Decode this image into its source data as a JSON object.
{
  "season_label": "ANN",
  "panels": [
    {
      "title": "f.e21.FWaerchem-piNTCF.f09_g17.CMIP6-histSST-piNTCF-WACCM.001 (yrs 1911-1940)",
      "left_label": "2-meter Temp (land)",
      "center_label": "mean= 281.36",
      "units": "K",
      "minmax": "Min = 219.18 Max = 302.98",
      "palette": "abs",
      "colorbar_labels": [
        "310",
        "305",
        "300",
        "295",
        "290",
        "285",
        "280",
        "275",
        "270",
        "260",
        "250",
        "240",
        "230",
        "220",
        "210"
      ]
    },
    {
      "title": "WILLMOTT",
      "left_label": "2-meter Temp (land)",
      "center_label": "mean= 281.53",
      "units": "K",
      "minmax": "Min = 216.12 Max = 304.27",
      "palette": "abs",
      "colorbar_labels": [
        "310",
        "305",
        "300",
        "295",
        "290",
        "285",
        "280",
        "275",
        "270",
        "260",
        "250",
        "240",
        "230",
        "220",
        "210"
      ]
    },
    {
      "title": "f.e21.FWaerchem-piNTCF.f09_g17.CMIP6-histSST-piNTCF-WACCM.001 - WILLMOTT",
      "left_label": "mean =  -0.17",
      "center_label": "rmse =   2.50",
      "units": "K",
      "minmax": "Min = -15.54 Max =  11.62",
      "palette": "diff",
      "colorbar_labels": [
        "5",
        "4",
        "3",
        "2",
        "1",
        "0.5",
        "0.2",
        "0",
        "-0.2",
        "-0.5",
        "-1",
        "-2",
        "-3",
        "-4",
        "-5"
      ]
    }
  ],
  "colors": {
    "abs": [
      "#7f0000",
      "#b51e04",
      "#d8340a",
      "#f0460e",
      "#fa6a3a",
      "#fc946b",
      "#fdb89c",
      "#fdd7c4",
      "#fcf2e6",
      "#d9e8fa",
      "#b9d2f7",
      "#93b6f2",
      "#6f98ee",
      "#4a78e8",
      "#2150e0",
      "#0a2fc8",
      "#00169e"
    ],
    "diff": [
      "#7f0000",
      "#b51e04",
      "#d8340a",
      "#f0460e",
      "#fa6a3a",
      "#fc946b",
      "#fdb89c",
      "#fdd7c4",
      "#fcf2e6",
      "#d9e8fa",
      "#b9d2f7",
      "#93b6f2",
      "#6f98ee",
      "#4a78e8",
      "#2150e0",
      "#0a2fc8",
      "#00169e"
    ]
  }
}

+===+

__TASK STATEMENT__:
Extract the full listing above without alteration.

__ANSWER FOR THIS EXERCISE__:
Decode this image into its source data as a JSON object.
{
  "season_label": "ANN",
  "panels": [
    {
      "title": "f.e21.FWaerchem-piNTCF.f09_g17.CMIP6-histSST-piNTCF-WACCM.001 (yrs 1911-1940)",
      "left_label": "2-meter Temp (land)",
      "center_label": "mean= 281.36",
      "units": "K",
      "minmax": "Min = 219.18 Max = 302.98",
      "palette": "abs",
      "colorbar_labels": [
        "310",
        "305",
        "300",
        "295",
        "290",
        "285",
        "280",
        "275",
        "270",
        "260",
        "250",
        "240",
        "230",
        "220",
        "210"
      ]
    },
    {
      "title": "WILLMOTT",
      "left_label": "2-meter Temp (land)",
      "center_label": "mean= 281.53",
      "units": "K",
      "minmax": "Min = 216.12 Max = 304.27",
      "palette": "abs",
      "colorbar_labels": [
        "310",
        "305",
        "300",
        "295",
        "290",
        "285",
        "280",
        "275",
        "270",
        "260",
        "250",
        "240",
        "230",
        "220",
        "210"
      ]
    },
    {
      "title": "f.e21.FWaerchem-piNTCF.f09_g17.CMIP6-histSST-piNTCF-WACCM.001 - WILLMOTT",
      "left_label": "mean =  -0.17",
      "center_label": "rmse =   2.50",
      "units": "K",
      "minmax": "Min = -15.54 Max =  11.62",
      "palette": "diff",
      "colorbar_labels": [
        "5",
        "4",
        "3",
        "2",
        "1",
        "0.5",
        "0.2",
        "0",
        "-0.2",
        "-0.5",
        "-1",
        "-2",
        "-3",
        "-4",
        "-5"
      ]
    }
  ],
  "colors": {
    "abs": [
      "#7f0000",
      "#b51e04",
      "#d8340a",
      "#f0460e",
      "#fa6a3a",
      "#fc946b",
      "#fdb89c",
      "#fdd7c4",
      "#fcf2e6",
      "#d9e8fa",
      "#b9d2f7",
      "#93b6f2",
      "#6f98ee",
      "#4a78e8",
      "#2150e0",
      "#0a2fc8",
      "#00169e"
    ],
    "diff": [
      "#7f0000",
      "#b51e04",
      "#d8340a",
      "#f0460e",
      "#fa6a3a",
      "#fc946b",
      "#fdb89c",
      "#fdd7c4",
      "#fcf2e6",
      "#d9e8fa",
      "#b9d2f7",
      "#93b6f2",
      "#6f98ee",
      "#4a78e8",
      "#2150e0",
      "#0a2fc8",
      "#00169e"
    ]
  }
}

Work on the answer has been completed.